-- Begin --

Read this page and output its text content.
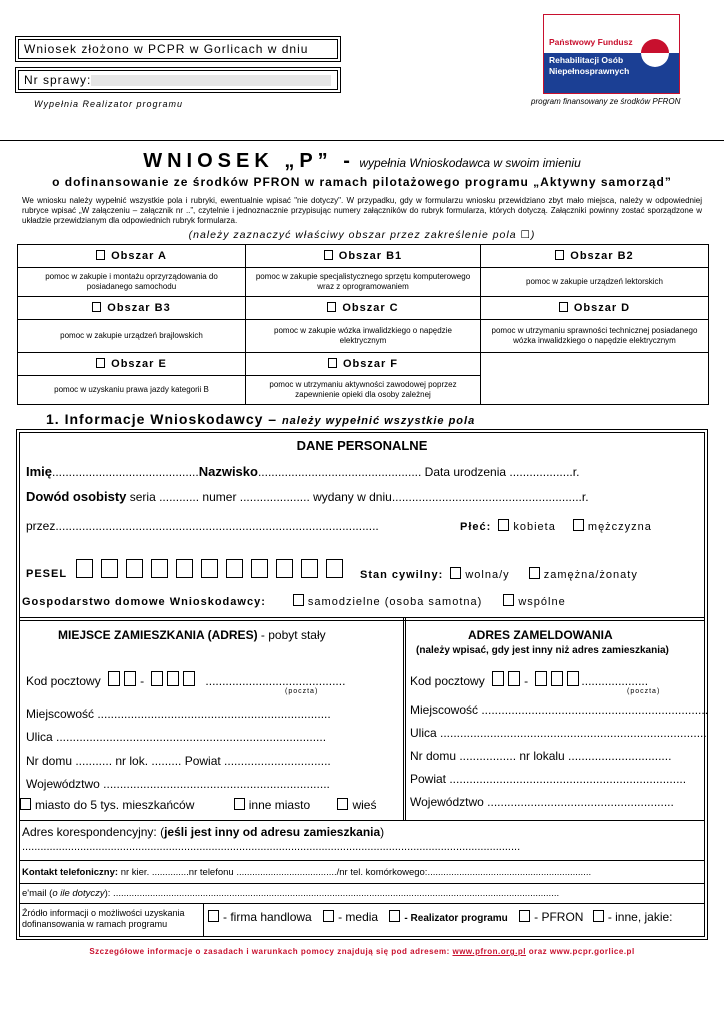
Wniosek złożono w PCPR w Gorlicach w dniu
Nr sprawy:
Wypełnia Realizator programu
Państwowy Fundusz
Rehabilitacji Osób
Niepełnosprawnych
program finansowany ze środków PFRON
WNIOSEK „P” - wypełnia Wnioskodawca w swoim imieniu
o dofinansowanie ze środków PFRON w ramach pilotażowego programu „Aktywny samorząd”
We wniosku należy wypełnić wszystkie pola i rubryki, ewentualnie wpisać "nie dotyczy". W przypadku, gdy w formularzu wniosku przewidziano zbyt mało miejsca, należy w odpowiedniej rubryce wpisać „W załączeniu – załącznik nr ..”, czytelnie i jednoznacznie przypisując numery załączników do rubryk formularza, których dotyczą. Załączniki powinny zostać sporządzone w układzie przewidzianym dla odpowiednich rubryk formularza.
(należy zaznaczyć właściwy obszar przez zakreślenie pola ☐)
Obszar A	Obszar B1	Obszar B2
pomoc w zakupie i montażu oprzyrządowania do posiadanego samochodu	pomoc w zakupie specjalistycznego sprzętu komputerowego wraz z oprogramowaniem	pomoc w zakupie urządzeń lektorskich
Obszar B3	Obszar C	Obszar D
pomoc w zakupie urządzeń brajlowskich	pomoc w zakupie wózka inwalidzkiego o napędzie elektrycznym	pomoc w utrzymaniu sprawności technicznej posiadanego wózka inwalidzkiego o napędzie elektrycznym
Obszar E	Obszar F	
pomoc w uzyskaniu prawa jazdy kategorii B	pomoc w utrzymaniu aktywności zawodowej poprzez zapewnienie opieki dla osoby zależnej	
1. Informacje Wnioskodawcy – należy wypełnić wszystkie pola
DANE PERSONALNE
Imię............................................Nazwisko................................................. Data urodzenia ...................r.
Dowód osobisty seria ............ numer ..................... wydany w dniu.........................................................r.
przez.................................................................................................	Płeć: kobieta	mężczyzna
PESEL	Stan cywilny: wolna/y	zamężna/żonaty
Gospodarstwo domowe Wnioskodawcy:	samodzielne (osoba samotna)	wspólne
MIEJSCE ZAMIESZKANIA (ADRES) - pobyt stały
Kod pocztowy	-	..........................................
(poczta)
Miejscowość ......................................................................
Ulica .................................................................................
Nr domu ........... nr lok. ......... Powiat ................................
Województwo ....................................................................
miasto do 5 tys. mieszkańców	inne miasto	wieś
ADRES ZAMELDOWANIA
(należy wpisać, gdy jest inny niż adres zamieszkania)
Kod pocztowy	-	....................
(poczta)
Miejscowość ....................................................................
Ulica ................................................................................
Nr domu ................. nr lokalu ...............................
Powiat .......................................................................
Województwo ........................................................
Adres korespondencyjny: (jeśli jest inny od adresu zamieszkania)
...................................................................................................................................................................
Kontakt telefoniczny: nr kier. ..............nr telefonu ....................................../nr tel. komórkowego:..............................................................
e'mail (o ile dotyczy): .........................................................................................................................................................................
Źródło informacji o możliwości uzyskania dofinansowania w ramach programu	- firma handlowa - media	- Realizator programu - PFRON - inne, jakie:
Szczegółowe informacje o zasadach i warunkach pomocy znajdują się pod adresem: www.pfron.org.pl oraz www.pcpr.gorlice.pl
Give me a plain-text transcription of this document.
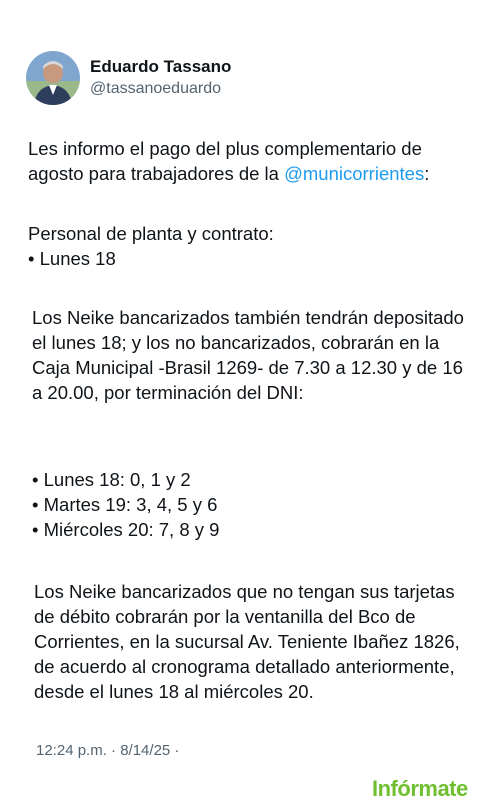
Eduardo Tassano
@tassanoeduardo

Les informo el pago del plus complementario de agosto para trabajadores de la @municorrientes:

Personal de planta y contrato:
• Lunes 18

Los Neike bancarizados también tendrán depositado el lunes 18; y los no bancarizados, cobrarán en la Caja Municipal -Brasil 1269- de 7.30 a 12.30 y de 16 a 20.00, por terminación del DNI:

• Lunes 18: 0, 1 y 2
• Martes 19: 3, 4, 5 y 6
• Miércoles 20: 7, 8 y 9

Los Neike bancarizados que no tengan sus tarjetas de débito cobrarán por la ventanilla del Bco de Corrientes, en la sucursal Av. Teniente Ibañez 1826, de acuerdo al cronograma detallado anteriormente, desde el lunes 18 al miércoles 20.

12:24 p.m. · 8/14/25 ·
Infórmate
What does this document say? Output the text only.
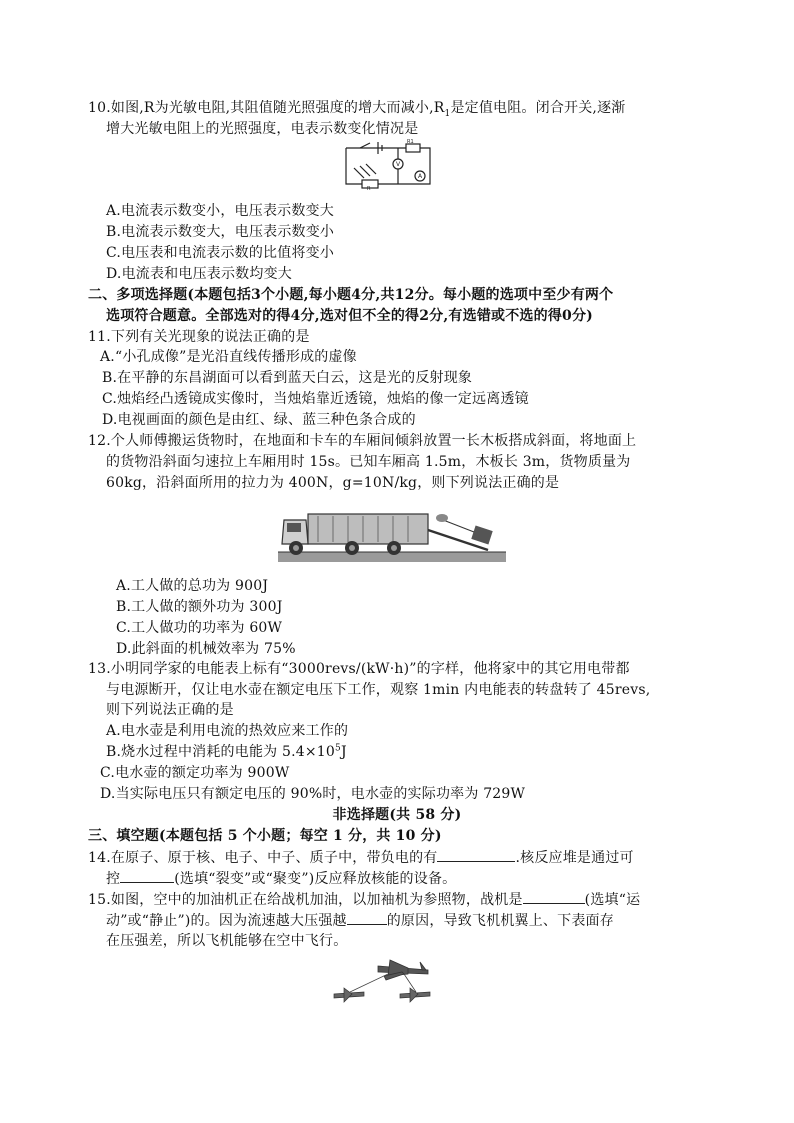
10.如图,R为光敏电阻,其阻值随光照强度的增大而减小$,R_1$是定值电阻。闭合开关,逐渐
增大光敏电阻上的光照强度，电表示数变化情况是
R1
V
A
R
A.电流表示数变小，电压表示数变大
B.电流表示数变大，电压表示数变小
C.电压表和电流表示数的比值将变小
D.电流表和电压表示数均变大
二、多项选择题(本题包括3个小题,每小题4分,共12分。每小题的选项中至少有两个
选项符合题意。全部选对的得4分,选对但不全的得2分,有选错或不选的得0分)
11.下列有关光现象的说法正确的是
A.“小孔成像”是光沿直线传播形成的虚像
B.在平静的东昌湖面可以看到蓝天白云，这是光的反射现象
C.烛焰经凸透镜成实像时，当烛焰靠近透镜，烛焰的像一定远离透镜
D.电视画面的颜色是由红、绿、蓝三种色条合成的
12.个人师傅搬运货物时，在地面和卡车的车厢间倾斜放置一长木板搭成斜面，将地面上
的货物沿斜面匀速拉上车厢用时 15s。已知车厢高 1.5m，木板长 3m，货物质量为
60kg，沿斜面所用的拉力为 400N，g=10N/kg，则下列说法正确的是
A.工人做的总功为 900J
B.工人做的额外功为 300J
C.工人做功的功率为 60W
D.此斜面的机械效率为 75%
13.小明同学家的电能表上标有“3000revs/(kW·h)”的字样，他将家中的其它用电带都
与电源断开，仅让电水壶在额定电压下工作，观察 1min 内电能表的转盘转了 45revs,
则下列说法正确的是
A.电水壶是利用电流的热效应来工作的
B.烧水过程中消耗的电能为 $5.4\times 10^5J$
C.电水壶的额定功率为 900W
D.当实际电压只有额定电压的 90%时，电水壶的实际功率为 729W
非选择题(共 58 分)
三、填空题(本题包括 5 个小题；每空 1 分，共 10 分)
14.在原子、原于核、电子、中子、质子中，带负电的有	.核反应堆是通过可
控	(选填“裂变”或“聚变”)反应释放核能的设备。
15.如图，空中的加油机正在给战机加油，以加袖机为参照物，战机是	(选填“运
动”或“静止”)的。因为流速越大压强越	的原因，导致飞机机翼上、下表面存
在压强差，所以飞机能够在空中飞行。
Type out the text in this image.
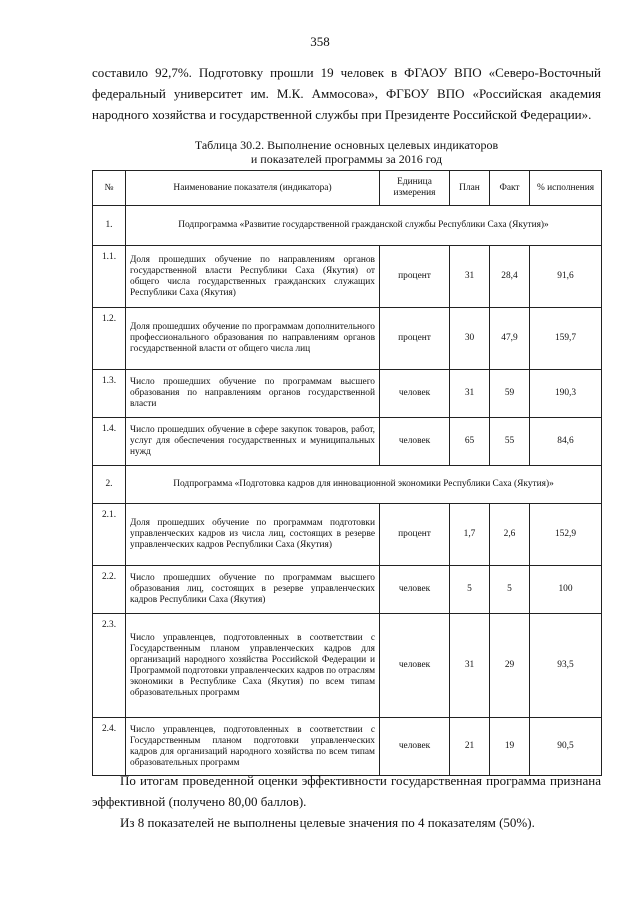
358
составило 92,7%. Подготовку прошли 19 человек в ФГАОУ ВПО «Северо-Восточный федеральный университет им. М.К. Аммосова», ФГБОУ ВПО «Российская академия народного хозяйства и государственной службы при Президенте Российской Федерации».
Таблица 30.2. Выполнение основных целевых индикаторов
и показателей программы за 2016 год
№	Наименование показателя (индикатора)	Единица измерения	План	Факт	% исполнения
1.	Подпрограмма «Развитие государственной гражданской службы Республики Саха (Якутия)»				
1.1.	Доля прошедших обучение по направлениям органов государственной власти Республики Саха (Якутия) от общего числа государственных гражданских служащих Республики Саха (Якутия)	процент	31	28,4	91,6
1.2.	Доля прошедших обучение по программам дополнительного профессионального образования по направлениям органов государственной власти от общего числа лиц	процент	30	47,9	159,7
1.3.	Число прошедших обучение по программам высшего образования по направлениям органов государственной власти	человек	31	59	190,3
1.4.	Число прошедших обучение в сфере закупок товаров, работ, услуг для обеспечения государственных и муниципальных нужд	человек	65	55	84,6
2.	Подпрограмма «Подготовка кадров для инновационной экономики Республики Саха (Якутия)»				
2.1.	Доля прошедших обучение по программам подготовки управленческих кадров из числа лиц, состоящих в резерве управленческих кадров Республики Саха (Якутия)	процент	1,7	2,6	152,9
2.2.	Число прошедших обучение по программам высшего образования лиц, состоящих в резерве управленческих кадров Республики Саха (Якутия)	человек	5	5	100
2.3.	Число управленцев, подготовленных в соответствии с Государственным планом управленческих кадров для организаций народного хозяйства Российской Федерации и Программой подготовки управленческих кадров по отраслям экономики в Республике Саха (Якутия) по всем типам образовательных программ	человек	31	29	93,5
2.4.	Число управленцев, подготовленных в соответствии с Государственным планом подготовки управленческих кадров для организаций народного хозяйства по всем типам образовательных программ	человек	21	19	90,5
По итогам проведенной оценки эффективности государственная программа признана эффективной (получено 80,00 баллов).
Из 8 показателей не выполнены целевые значения по 4 показателям (50%).
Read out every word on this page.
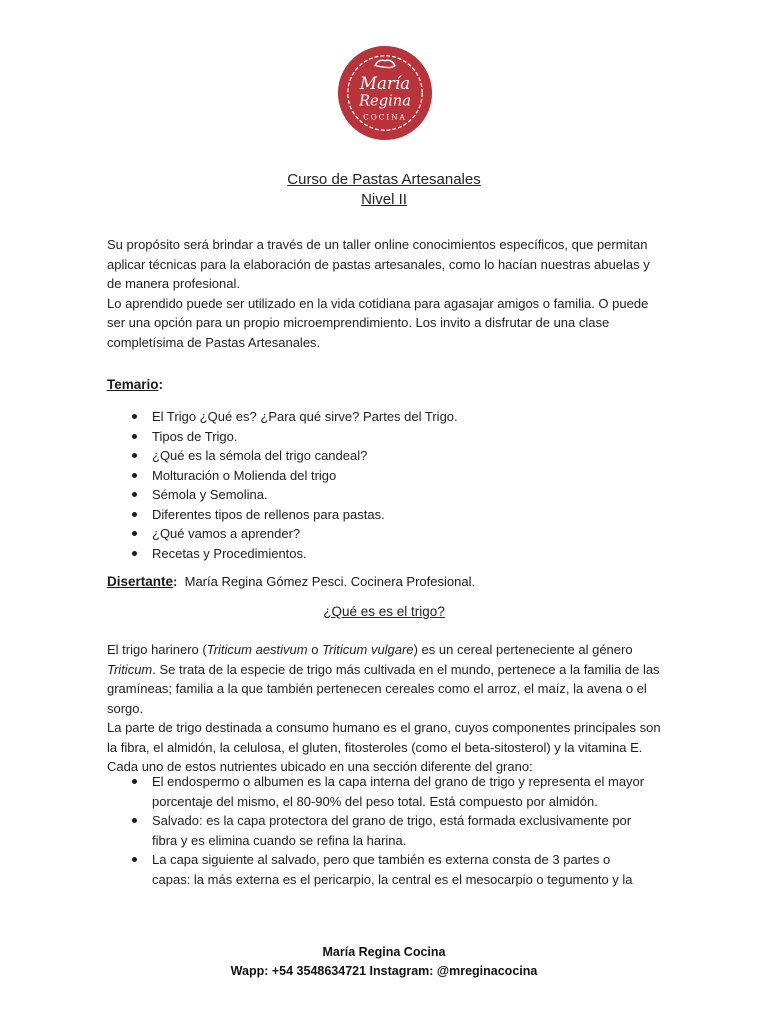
María
Regina
COCINA
Curso de Pastas Artesanales
Nivel II
Su propósito será brindar a través de un taller online conocimientos específicos, que permitan aplicar técnicas para la elaboración de pastas artesanales, como lo hacían nuestras abuelas y de manera profesional.
Lo aprendido puede ser utilizado en la vida cotidiana para agasajar amigos o familia. O puede ser una opción para un propio microemprendimiento. Los invito a disfrutar de una clase completísima de Pastas Artesanales.
Temario:
El Trigo ¿Qué es? ¿Para qué sirve? Partes del Trigo.
Tipos de Trigo.
¿Qué es la sémola del trigo candeal?
Molturación o Molienda del trigo
Sémola y Semolina.
Diferentes tipos de rellenos para pastas.
¿Qué vamos a aprender?
Recetas y Procedimientos.
Disertante: María Regina Gómez Pesci. Cocinera Profesional.
¿Qué es es el trigo?
El trigo harinero (Triticum aestivum o Triticum vulgare) es un cereal perteneciente al género Triticum. Se trata de la especie de trigo más cultivada en el mundo, pertenece a la familia de las gramíneas; familia a la que también pertenecen cereales como el arroz, el maíz, la avena o el sorgo.
La parte de trigo destinada a consumo humano es el grano, cuyos componentes principales son la fibra, el almidón, la celulosa, el gluten, fitosteroles (como el beta-sitosterol) y la vitamina E. Cada uno de estos nutrientes ubicado en una sección diferente del grano:
El endospermo o albumen es la capa interna del grano de trigo y representa el mayor porcentaje del mismo, el 80-90% del peso total. Está compuesto por almidón.
Salvado: es la capa protectora del grano de trigo, está formada exclusivamente por fibra y es elimina cuando se refina la harina.
La capa siguiente al salvado, pero que también es externa consta de 3 partes o capas: la más externa es el pericarpio, la central es el mesocarpio o tegumento y la
María Regina Cocina
Wapp: +54 3548634721 Instagram: @mreginacocina
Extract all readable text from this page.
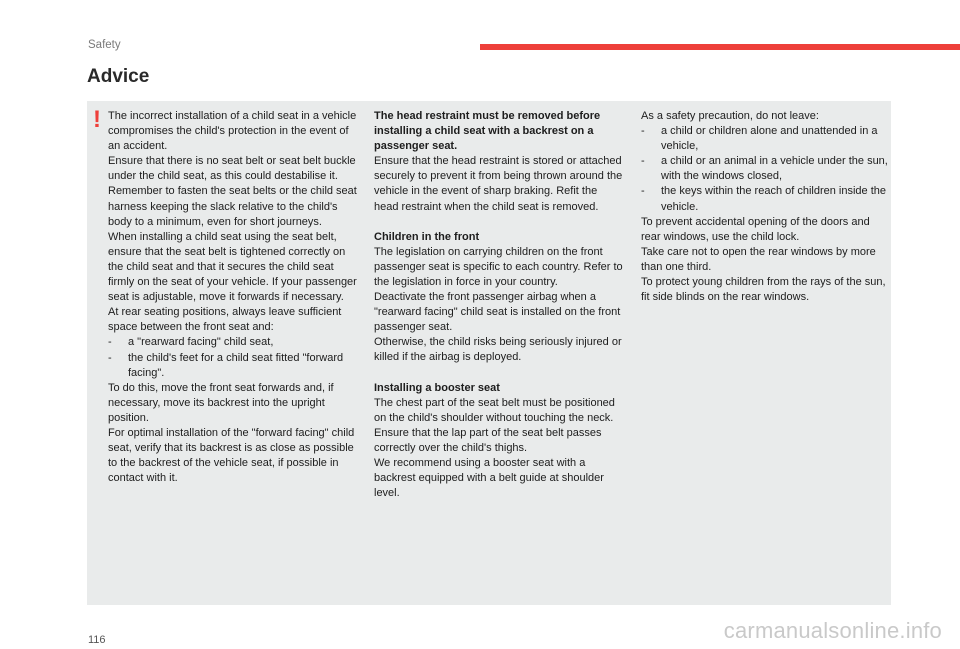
Safety
Advice
! The incorrect installation of a child seat in a vehicle compromises the child's protection in the event of an accident.

Ensure that there is no seat belt or seat belt buckle under the child seat, as this could destabilise it.

Remember to fasten the seat belts or the child seat harness keeping the slack relative to the child's body to a minimum, even for short journeys.

When installing a child seat using the seat belt, ensure that the seat belt is tightened correctly on the child seat and that it secures the child seat firmly on the seat of your vehicle. If your passenger seat is adjustable, move it forwards if necessary.

At rear seating positions, always leave sufficient space between the front seat and:

- a "rearward facing" child seat,
- the child's feet for a child seat fitted "forward facing".

To do this, move the front seat forwards and, if necessary, move its backrest into the upright position.

For optimal installation of the "forward facing" child seat, verify that its backrest is as close as possible to the backrest of the vehicle seat, if possible in contact with it.

The head restraint must be removed before installing a child seat with a backrest on a passenger seat.

Ensure that the head restraint is stored or attached securely to prevent it from being thrown around the vehicle in the event of sharp braking. Refit the head restraint when the child seat is removed.

Children in the front

The legislation on carrying children on the front passenger seat is specific to each country. Refer to the legislation in force in your country.

Deactivate the front passenger airbag when a "rearward facing" child seat is installed on the front passenger seat.

Otherwise, the child risks being seriously injured or killed if the airbag is deployed.

Installing a booster seat

The chest part of the seat belt must be positioned on the child's shoulder without touching the neck.

Ensure that the lap part of the seat belt passes correctly over the child's thighs.

We recommend using a booster seat with a backrest equipped with a belt guide at shoulder level.

As a safety precaution, do not leave:

- a child or children alone and unattended in a vehicle,
- a child or an animal in a vehicle under the sun, with the windows closed,
- the keys within the reach of children inside the vehicle.

To prevent accidental opening of the doors and rear windows, use the child lock.

Take care not to open the rear windows by more than one third.

To protect young children from the rays of the sun, fit side blinds on the rear windows.

116	carmanualsonline.info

-- End --

**Do this**: List the lines of the material in which the word "процент" occurs.

**Answer to this task**:
1.1.	Доля прошедших обучение по направлениям органов государственной власти Республики Саха (Якутия) от общего числа государственных гражданских служащих Республики Саха (Якутия)	процент	31	28,4	91,6
1.2.	Доля прошедших обучение по программам дополнительного профессионального образования по направлениям органов государственной власти от общего числа лиц	процент	30	47,9	159,7
2.1.	Доля прошедших обучение по программам подготовки управленческих кадров из числа лиц, состоящих в резерве управленческих кадров Республики Саха (Якутия)	процент	1,7	2,6	152,9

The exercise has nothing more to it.